» **Prompt**:
Please return all lines from the records below that include the string "table".

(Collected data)
---
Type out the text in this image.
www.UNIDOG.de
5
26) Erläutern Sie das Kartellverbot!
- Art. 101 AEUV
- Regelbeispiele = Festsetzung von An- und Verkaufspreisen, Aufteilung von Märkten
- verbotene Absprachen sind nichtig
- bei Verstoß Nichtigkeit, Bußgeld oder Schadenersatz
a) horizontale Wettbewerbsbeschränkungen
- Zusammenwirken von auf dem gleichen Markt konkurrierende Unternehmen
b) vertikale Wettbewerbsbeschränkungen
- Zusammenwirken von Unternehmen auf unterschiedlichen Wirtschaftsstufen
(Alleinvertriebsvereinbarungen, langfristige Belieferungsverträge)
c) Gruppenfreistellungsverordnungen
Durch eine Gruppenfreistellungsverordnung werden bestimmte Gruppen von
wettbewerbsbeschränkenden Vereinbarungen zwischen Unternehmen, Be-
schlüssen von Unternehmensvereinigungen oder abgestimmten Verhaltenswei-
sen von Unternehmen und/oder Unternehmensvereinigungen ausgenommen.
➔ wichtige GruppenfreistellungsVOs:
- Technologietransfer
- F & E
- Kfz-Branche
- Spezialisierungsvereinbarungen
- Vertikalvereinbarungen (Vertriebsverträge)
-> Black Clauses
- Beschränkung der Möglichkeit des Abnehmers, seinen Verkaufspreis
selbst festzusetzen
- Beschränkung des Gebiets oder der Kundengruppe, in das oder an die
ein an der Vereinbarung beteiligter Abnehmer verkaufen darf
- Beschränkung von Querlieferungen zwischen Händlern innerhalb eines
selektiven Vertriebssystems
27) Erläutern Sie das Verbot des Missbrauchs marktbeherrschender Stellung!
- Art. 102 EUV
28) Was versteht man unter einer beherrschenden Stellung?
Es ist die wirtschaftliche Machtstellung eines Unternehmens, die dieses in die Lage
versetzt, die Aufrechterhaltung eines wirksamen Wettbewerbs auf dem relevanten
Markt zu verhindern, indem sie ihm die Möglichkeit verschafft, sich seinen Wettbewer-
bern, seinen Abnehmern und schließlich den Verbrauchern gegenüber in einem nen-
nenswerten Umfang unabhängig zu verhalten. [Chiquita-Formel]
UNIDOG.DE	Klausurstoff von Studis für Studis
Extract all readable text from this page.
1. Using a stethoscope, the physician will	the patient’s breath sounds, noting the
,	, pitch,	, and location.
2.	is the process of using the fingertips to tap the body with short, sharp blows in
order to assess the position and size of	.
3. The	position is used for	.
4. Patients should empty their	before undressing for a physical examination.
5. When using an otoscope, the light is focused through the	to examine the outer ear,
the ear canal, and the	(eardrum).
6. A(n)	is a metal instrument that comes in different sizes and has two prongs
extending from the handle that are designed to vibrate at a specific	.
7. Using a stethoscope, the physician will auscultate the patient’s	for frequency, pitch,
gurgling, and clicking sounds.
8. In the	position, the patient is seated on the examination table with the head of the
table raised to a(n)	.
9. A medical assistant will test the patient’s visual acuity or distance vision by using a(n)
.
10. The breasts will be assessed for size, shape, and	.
---
» **Task answer**:
8. In the	position, the patient is seated on the examination table with the head of the
table raised to a(n)	.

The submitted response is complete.